**Exercise objective**
Among the lines below, how many carry the string "необходимости"? Reply with a number and nothing else.

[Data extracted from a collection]
^^^^

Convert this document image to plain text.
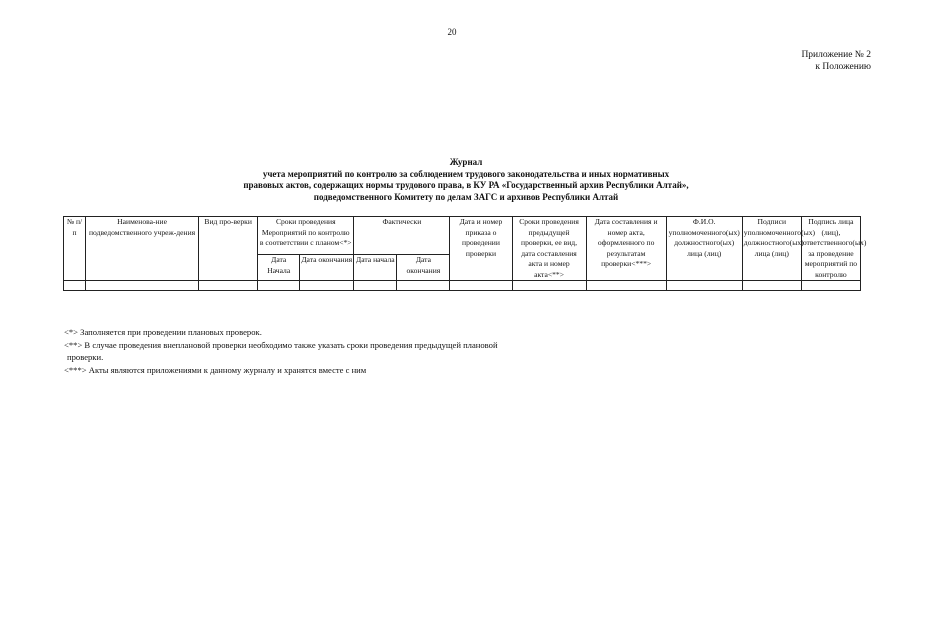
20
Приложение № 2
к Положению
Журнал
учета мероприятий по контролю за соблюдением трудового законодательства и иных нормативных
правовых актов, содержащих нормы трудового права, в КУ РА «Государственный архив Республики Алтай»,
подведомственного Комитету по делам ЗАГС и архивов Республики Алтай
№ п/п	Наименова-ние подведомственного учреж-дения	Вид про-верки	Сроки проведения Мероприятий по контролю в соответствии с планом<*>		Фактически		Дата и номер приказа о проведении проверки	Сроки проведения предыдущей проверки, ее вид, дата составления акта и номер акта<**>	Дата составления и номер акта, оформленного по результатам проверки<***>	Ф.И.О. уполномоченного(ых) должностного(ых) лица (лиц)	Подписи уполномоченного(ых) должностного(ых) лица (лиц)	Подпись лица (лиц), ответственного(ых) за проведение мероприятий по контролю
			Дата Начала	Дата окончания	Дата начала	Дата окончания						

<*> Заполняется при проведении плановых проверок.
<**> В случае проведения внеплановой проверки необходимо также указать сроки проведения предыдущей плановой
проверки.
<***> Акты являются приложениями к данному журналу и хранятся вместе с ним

^^^^

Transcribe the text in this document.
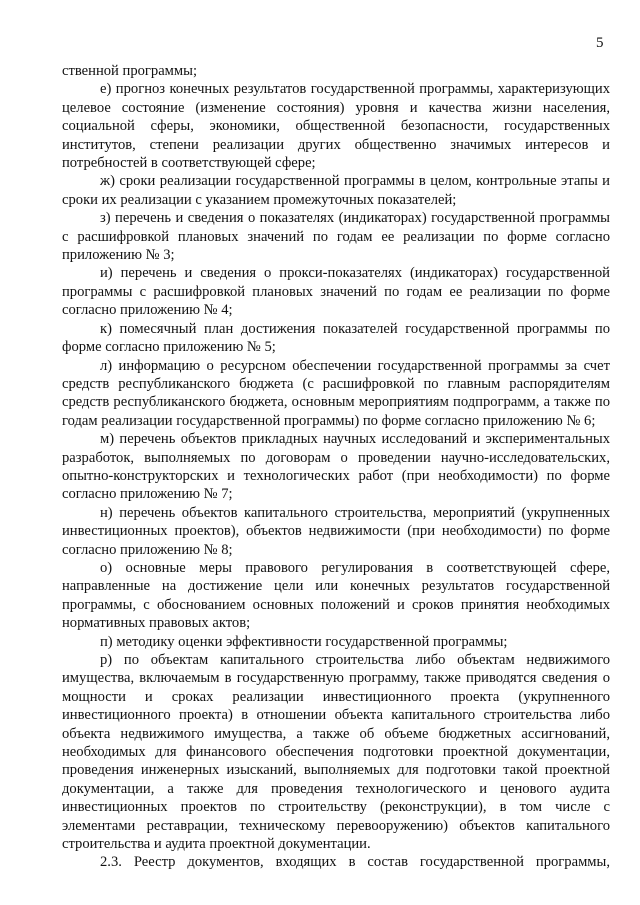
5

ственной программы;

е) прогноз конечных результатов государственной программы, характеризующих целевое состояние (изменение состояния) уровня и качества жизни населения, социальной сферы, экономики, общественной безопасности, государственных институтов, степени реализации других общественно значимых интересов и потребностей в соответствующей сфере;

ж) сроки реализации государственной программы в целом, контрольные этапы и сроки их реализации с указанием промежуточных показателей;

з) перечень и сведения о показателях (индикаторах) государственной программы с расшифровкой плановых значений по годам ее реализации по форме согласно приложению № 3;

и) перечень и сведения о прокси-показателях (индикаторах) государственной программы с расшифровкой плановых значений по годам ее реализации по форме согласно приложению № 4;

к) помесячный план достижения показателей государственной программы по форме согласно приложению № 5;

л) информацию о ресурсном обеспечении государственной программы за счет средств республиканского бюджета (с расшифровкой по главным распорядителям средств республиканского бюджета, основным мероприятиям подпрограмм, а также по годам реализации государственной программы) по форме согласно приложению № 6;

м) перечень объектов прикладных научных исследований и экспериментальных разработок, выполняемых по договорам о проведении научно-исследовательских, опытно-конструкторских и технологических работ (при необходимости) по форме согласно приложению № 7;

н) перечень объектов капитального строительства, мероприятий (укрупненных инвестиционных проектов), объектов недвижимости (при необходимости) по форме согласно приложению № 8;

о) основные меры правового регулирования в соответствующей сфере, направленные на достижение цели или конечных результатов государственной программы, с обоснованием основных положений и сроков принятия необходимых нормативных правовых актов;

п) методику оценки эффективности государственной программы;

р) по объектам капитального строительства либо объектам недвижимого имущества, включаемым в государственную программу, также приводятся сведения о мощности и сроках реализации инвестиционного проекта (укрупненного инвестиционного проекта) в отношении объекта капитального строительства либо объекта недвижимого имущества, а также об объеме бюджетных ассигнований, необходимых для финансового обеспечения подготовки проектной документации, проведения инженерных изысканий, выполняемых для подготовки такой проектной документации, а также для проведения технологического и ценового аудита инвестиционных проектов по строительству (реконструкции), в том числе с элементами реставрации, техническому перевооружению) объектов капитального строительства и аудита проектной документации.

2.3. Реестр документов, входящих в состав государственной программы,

^^^^

**Answer**
2